| Aim |
Restate the data exactly as given and keep the pictures out.

| Input rows |
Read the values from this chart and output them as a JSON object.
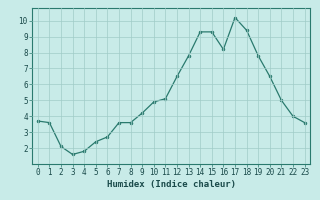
{
  "x": [
    0,
    1,
    2,
    3,
    4,
    5,
    6,
    7,
    8,
    9,
    10,
    11,
    12,
    13,
    14,
    15,
    16,
    17,
    18,
    19,
    20,
    21,
    22,
    23
  ],
  "y": [
    3.7,
    3.6,
    2.1,
    1.6,
    1.8,
    2.4,
    2.7,
    3.6,
    3.6,
    4.2,
    4.9,
    5.1,
    6.5,
    7.8,
    9.3,
    9.3,
    8.2,
    10.2,
    9.4,
    7.8,
    6.5,
    5.0,
    4.0,
    3.6
  ],
  "line_color": "#2a7a6e",
  "marker_color": "#2a7a6e",
  "bg_color": "#c8ebe8",
  "grid_color": "#a0ccc8",
  "xlabel": "Humidex (Indice chaleur)",
  "xlim": [
    -0.5,
    23.5
  ],
  "ylim": [
    1.0,
    10.8
  ],
  "yticks": [
    2,
    3,
    4,
    5,
    6,
    7,
    8,
    9,
    10
  ],
  "xticks": [
    0,
    1,
    2,
    3,
    4,
    5,
    6,
    7,
    8,
    9,
    10,
    11,
    12,
    13,
    14,
    15,
    16,
    17,
    18,
    19,
    20,
    21,
    22,
    23
  ],
  "tick_fontsize": 5.5,
  "label_fontsize": 6.5
}
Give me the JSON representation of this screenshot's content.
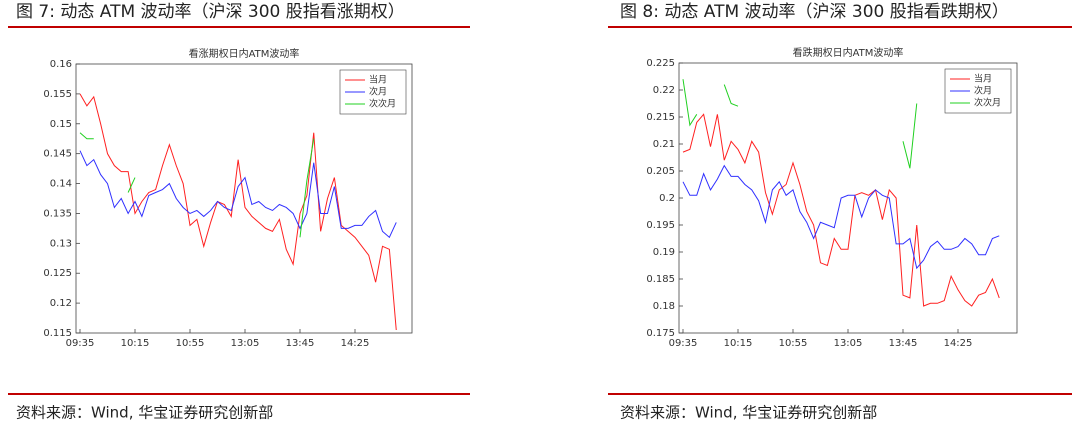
{
  "figures": [
    {
      "caption": "图 7: 动态 ATM 波动率（沪深 300 股指看涨期权）",
      "source": "资料来源：Wind, 华宝证券研究创新部"
    },
    {
      "caption": "图 8: 动态 ATM 波动率（沪深 300 股指看跌期权）",
      "source": "资料来源：Wind, 华宝证券研究创新部"
    }
  ],
  "chart_data": [
    {
      "type": "line",
      "title": "看涨期权日内ATM波动率",
      "categories": [
        "09:35",
        null,
        null,
        null,
        null,
        null,
        null,
        null,
        "10:15",
        null,
        null,
        null,
        null,
        null,
        null,
        null,
        "10:55",
        null,
        null,
        null,
        null,
        null,
        null,
        null,
        "13:05",
        null,
        null,
        null,
        null,
        null,
        null,
        null,
        "13:45",
        null,
        null,
        null,
        null,
        null,
        null,
        null,
        "14:25",
        null,
        null,
        null,
        null,
        null,
        null
      ],
      "ylim": [
        0.115,
        0.16
      ],
      "yticks": [
        0.115,
        0.12,
        0.125,
        0.13,
        0.135,
        0.14,
        0.145,
        0.15,
        0.155,
        0.16
      ],
      "legend": "upper right",
      "grid": false,
      "series": [
        {
          "name": "当月",
          "color": "#ff2020",
          "values": [
            0.155,
            0.153,
            0.1545,
            0.15,
            0.145,
            0.143,
            0.142,
            0.142,
            0.135,
            0.137,
            0.1385,
            0.139,
            0.143,
            0.1465,
            0.143,
            0.14,
            0.133,
            0.134,
            0.1295,
            0.1335,
            0.137,
            0.1365,
            0.1345,
            0.144,
            0.136,
            0.1345,
            0.1335,
            0.1325,
            0.132,
            0.134,
            0.129,
            0.1265,
            0.135,
            0.138,
            0.1485,
            0.132,
            0.1375,
            0.141,
            0.133,
            0.132,
            0.131,
            0.1295,
            0.128,
            0.1235,
            0.1295,
            0.129,
            0.1155
          ]
        },
        {
          "name": "次月",
          "color": "#3030ff",
          "values": [
            0.1455,
            0.143,
            0.144,
            0.1415,
            0.14,
            0.136,
            0.1375,
            0.135,
            0.137,
            0.1345,
            0.138,
            0.1385,
            0.139,
            0.14,
            0.1375,
            0.136,
            0.135,
            0.1355,
            0.1345,
            0.1355,
            0.137,
            0.136,
            0.1355,
            0.1395,
            0.141,
            0.1365,
            0.137,
            0.136,
            0.1355,
            0.1365,
            0.136,
            0.135,
            0.1325,
            0.135,
            0.1435,
            0.135,
            0.135,
            0.1395,
            0.1325,
            0.1325,
            0.133,
            0.133,
            0.1345,
            0.1355,
            0.132,
            0.131,
            0.1335
          ]
        },
        {
          "name": "次次月",
          "color": "#20d020",
          "values": [
            0.1485,
            0.1475,
            0.1475,
            null,
            null,
            null,
            null,
            0.1385,
            0.141,
            null,
            null,
            null,
            null,
            null,
            null,
            null,
            null,
            null,
            null,
            null,
            null,
            null,
            null,
            null,
            null,
            null,
            null,
            null,
            null,
            null,
            null,
            null,
            0.131,
            0.1405,
            0.1475,
            null,
            null,
            null,
            null,
            null,
            null,
            null,
            null,
            null,
            null,
            null,
            null
          ]
        }
      ]
    },
    {
      "type": "line",
      "title": "看跌期权日内ATM波动率",
      "categories": [
        "09:35",
        null,
        null,
        null,
        null,
        null,
        null,
        null,
        "10:15",
        null,
        null,
        null,
        null,
        null,
        null,
        null,
        "10:55",
        null,
        null,
        null,
        null,
        null,
        null,
        null,
        "13:05",
        null,
        null,
        null,
        null,
        null,
        null,
        null,
        "13:45",
        null,
        null,
        null,
        null,
        null,
        null,
        null,
        "14:25",
        null,
        null,
        null,
        null,
        null,
        null
      ],
      "ylim": [
        0.175,
        0.225
      ],
      "yticks": [
        0.175,
        0.18,
        0.185,
        0.19,
        0.195,
        0.2,
        0.205,
        0.21,
        0.215,
        0.22,
        0.225
      ],
      "legend": "upper right",
      "grid": false,
      "series": [
        {
          "name": "当月",
          "color": "#ff2020",
          "values": [
            0.2085,
            0.209,
            0.214,
            0.2155,
            0.2095,
            0.2155,
            0.207,
            0.2105,
            0.209,
            0.2065,
            0.2105,
            0.2085,
            0.201,
            0.197,
            0.2015,
            0.2025,
            0.2065,
            0.2025,
            0.1975,
            0.195,
            0.188,
            0.1875,
            0.1925,
            0.1905,
            0.1905,
            0.2005,
            0.201,
            0.2005,
            0.2015,
            0.196,
            0.2015,
            0.2,
            0.182,
            0.1815,
            0.195,
            0.18,
            0.1805,
            0.1805,
            0.181,
            0.1855,
            0.183,
            0.181,
            0.18,
            0.182,
            0.1825,
            0.185,
            0.1815
          ]
        },
        {
          "name": "次月",
          "color": "#3030ff",
          "values": [
            0.203,
            0.2005,
            0.2005,
            0.2045,
            0.2015,
            0.2035,
            0.206,
            0.204,
            0.204,
            0.2025,
            0.2015,
            0.1995,
            0.1955,
            0.2015,
            0.203,
            0.2005,
            0.2015,
            0.1975,
            0.1955,
            0.1925,
            0.1955,
            0.195,
            0.1945,
            0.2,
            0.2005,
            0.2005,
            0.1965,
            0.2,
            0.2015,
            0.2005,
            0.2,
            0.1915,
            0.1915,
            0.1925,
            0.187,
            0.1885,
            0.191,
            0.192,
            0.1905,
            0.1905,
            0.191,
            0.1925,
            0.1915,
            0.1895,
            0.1895,
            0.1925,
            0.193
          ]
        },
        {
          "name": "次次月",
          "color": "#20d020",
          "values": [
            0.222,
            0.2135,
            0.2155,
            null,
            null,
            null,
            0.221,
            0.2175,
            0.217,
            null,
            null,
            null,
            null,
            null,
            null,
            null,
            null,
            null,
            null,
            null,
            null,
            null,
            null,
            null,
            null,
            null,
            null,
            null,
            null,
            null,
            null,
            null,
            0.2105,
            0.2055,
            0.2175,
            null,
            null,
            null,
            null,
            null,
            null,
            null,
            null,
            null,
            null,
            null,
            null
          ]
        }
      ]
    }
  ]
}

| Complete output |
Read the values from this chart and output them as a JSON object.
{
  "x": [
    0,
    1,
    2,
    3,
    4,
    5,
    6,
    7,
    8,
    9,
    10,
    11,
    12,
    13,
    14,
    15,
    16,
    17,
    18,
    19,
    20,
    21,
    22,
    23
  ],
  "y": [
    3.7,
    3.6,
    2.1,
    1.6,
    1.8,
    2.4,
    2.7,
    3.6,
    3.6,
    4.2,
    4.9,
    5.1,
    6.5,
    7.8,
    9.3,
    9.3,
    8.2,
    10.2,
    9.4,
    7.8,
    6.5,
    5.0,
    4.0,
    3.6
  ],
  "line_color": "#2a7a6e",
  "marker_color": "#2a7a6e",
  "bg_color": "#c8ebe8",
  "grid_color": "#a0ccc8",
  "xlabel": "Humidex (Indice chaleur)",
  "xlim": [
    -0.5,
    23.5
  ],
  "ylim": [
    1.0,
    10.8
  ],
  "yticks": [
    2,
    3,
    4,
    5,
    6,
    7,
    8,
    9,
    10
  ],
  "xticks": [
    0,
    1,
    2,
    3,
    4,
    5,
    6,
    7,
    8,
    9,
    10,
    11,
    12,
    13,
    14,
    15,
    16,
    17,
    18,
    19,
    20,
    21,
    22,
    23
  ],
  "tick_fontsize": 5.5,
  "label_fontsize": 6.5
}
Give me the JSON representation of this screenshot's content.
{
  "figures": [
    {
      "caption": "图 7: 动态 ATM 波动率（沪深 300 股指看涨期权）",
      "source": "资料来源：Wind, 华宝证券研究创新部"
    },
    {
      "caption": "图 8: 动态 ATM 波动率（沪深 300 股指看跌期权）",
      "source": "资料来源：Wind, 华宝证券研究创新部"
    }
  ],
  "chart_data": [
    {
      "type": "line",
      "title": "看涨期权日内ATM波动率",
      "categories": [
        "09:35",
        null,
        null,
        null,
        null,
        null,
        null,
        null,
        "10:15",
        null,
        null,
        null,
        null,
        null,
        null,
        null,
        "10:55",
        null,
        null,
        null,
        null,
        null,
        null,
        null,
        "13:05",
        null,
        null,
        null,
        null,
        null,
        null,
        null,
        "13:45",
        null,
        null,
        null,
        null,
        null,
        null,
        null,
        "14:25",
        null,
        null,
        null,
        null,
        null,
        null
      ],
      "ylim": [
        0.115,
        0.16
      ],
      "yticks": [
        0.115,
        0.12,
        0.125,
        0.13,
        0.135,
        0.14,
        0.145,
        0.15,
        0.155,
        0.16
      ],
      "legend": "upper right",
      "grid": false,
      "series": [
        {
          "name": "当月",
          "color": "#ff2020",
          "values": [
            0.155,
            0.153,
            0.1545,
            0.15,
            0.145,
            0.143,
            0.142,
            0.142,
            0.135,
            0.137,
            0.1385,
            0.139,
            0.143,
            0.1465,
            0.143,
            0.14,
            0.133,
            0.134,
            0.1295,
            0.1335,
            0.137,
            0.1365,
            0.1345,
            0.144,
            0.136,
            0.1345,
            0.1335,
            0.1325,
            0.132,
            0.134,
            0.129,
            0.1265,
            0.135,
            0.138,
            0.1485,
            0.132,
            0.1375,
            0.141,
            0.133,
            0.132,
            0.131,
            0.1295,
            0.128,
            0.1235,
            0.1295,
            0.129,
            0.1155
          ]
        },
        {
          "name": "次月",
          "color": "#3030ff",
          "values": [
            0.1455,
            0.143,
            0.144,
            0.1415,
            0.14,
            0.136,
            0.1375,
            0.135,
            0.137,
            0.1345,
            0.138,
            0.1385,
            0.139,
            0.14,
            0.1375,
            0.136,
            0.135,
            0.1355,
            0.1345,
            0.1355,
            0.137,
            0.136,
            0.1355,
            0.1395,
            0.141,
            0.1365,
            0.137,
            0.136,
            0.1355,
            0.1365,
            0.136,
            0.135,
            0.1325,
            0.135,
            0.1435,
            0.135,
            0.135,
            0.1395,
            0.1325,
            0.1325,
            0.133,
            0.133,
            0.1345,
            0.1355,
            0.132,
            0.131,
            0.1335
          ]
        },
        {
          "name": "次次月",
          "color": "#20d020",
          "values": [
            0.1485,
            0.1475,
            0.1475,
            null,
            null,
            null,
            null,
            0.1385,
            0.141,
            null,
            null,
            null,
            null,
            null,
            null,
            null,
            null,
            null,
            null,
            null,
            null,
            null,
            null,
            null,
            null,
            null,
            null,
            null,
            null,
            null,
            null,
            null,
            0.131,
            0.1405,
            0.1475,
            null,
            null,
            null,
            null,
            null,
            null,
            null,
            null,
            null,
            null,
            null,
            null
          ]
        }
      ]
    },
    {
      "type": "line",
      "title": "看跌期权日内ATM波动率",
      "categories": [
        "09:35",
        null,
        null,
        null,
        null,
        null,
        null,
        null,
        "10:15",
        null,
        null,
        null,
        null,
        null,
        null,
        null,
        "10:55",
        null,
        null,
        null,
        null,
        null,
        null,
        null,
        "13:05",
        null,
        null,
        null,
        null,
        null,
        null,
        null,
        "13:45",
        null,
        null,
        null,
        null,
        null,
        null,
        null,
        "14:25",
        null,
        null,
        null,
        null,
        null,
        null
      ],
      "ylim": [
        0.175,
        0.225
      ],
      "yticks": [
        0.175,
        0.18,
        0.185,
        0.19,
        0.195,
        0.2,
        0.205,
        0.21,
        0.215,
        0.22,
        0.225
      ],
      "legend": "upper right",
      "grid": false,
      "series": [
        {
          "name": "当月",
          "color": "#ff2020",
          "values": [
            0.2085,
            0.209,
            0.214,
            0.2155,
            0.2095,
            0.2155,
            0.207,
            0.2105,
            0.209,
            0.2065,
            0.2105,
            0.2085,
            0.201,
            0.197,
            0.2015,
            0.2025,
            0.2065,
            0.2025,
            0.1975,
            0.195,
            0.188,
            0.1875,
            0.1925,
            0.1905,
            0.1905,
            0.2005,
            0.201,
            0.2005,
            0.2015,
            0.196,
            0.2015,
            0.2,
            0.182,
            0.1815,
            0.195,
            0.18,
            0.1805,
            0.1805,
            0.181,
            0.1855,
            0.183,
            0.181,
            0.18,
            0.182,
            0.1825,
            0.185,
            0.1815
          ]
        },
        {
          "name": "次月",
          "color": "#3030ff",
          "values": [
            0.203,
            0.2005,
            0.2005,
            0.2045,
            0.2015,
            0.2035,
            0.206,
            0.204,
            0.204,
            0.2025,
            0.2015,
            0.1995,
            0.1955,
            0.2015,
            0.203,
            0.2005,
            0.2015,
            0.1975,
            0.1955,
            0.1925,
            0.1955,
            0.195,
            0.1945,
            0.2,
            0.2005,
            0.2005,
            0.1965,
            0.2,
            0.2015,
            0.2005,
            0.2,
            0.1915,
            0.1915,
            0.1925,
            0.187,
            0.1885,
            0.191,
            0.192,
            0.1905,
            0.1905,
            0.191,
            0.1925,
            0.1915,
            0.1895,
            0.1895,
            0.1925,
            0.193
          ]
        },
        {
          "name": "次次月",
          "color": "#20d020",
          "values": [
            0.222,
            0.2135,
            0.2155,
            null,
            null,
            null,
            0.221,
            0.2175,
            0.217,
            null,
            null,
            null,
            null,
            null,
            null,
            null,
            null,
            null,
            null,
            null,
            null,
            null,
            null,
            null,
            null,
            null,
            null,
            null,
            null,
            null,
            null,
            null,
            0.2105,
            0.2055,
            0.2175,
            null,
            null,
            null,
            null,
            null,
            null,
            null,
            null,
            null,
            null,
            null,
            null
          ]
        }
      ]
    }
  ]
}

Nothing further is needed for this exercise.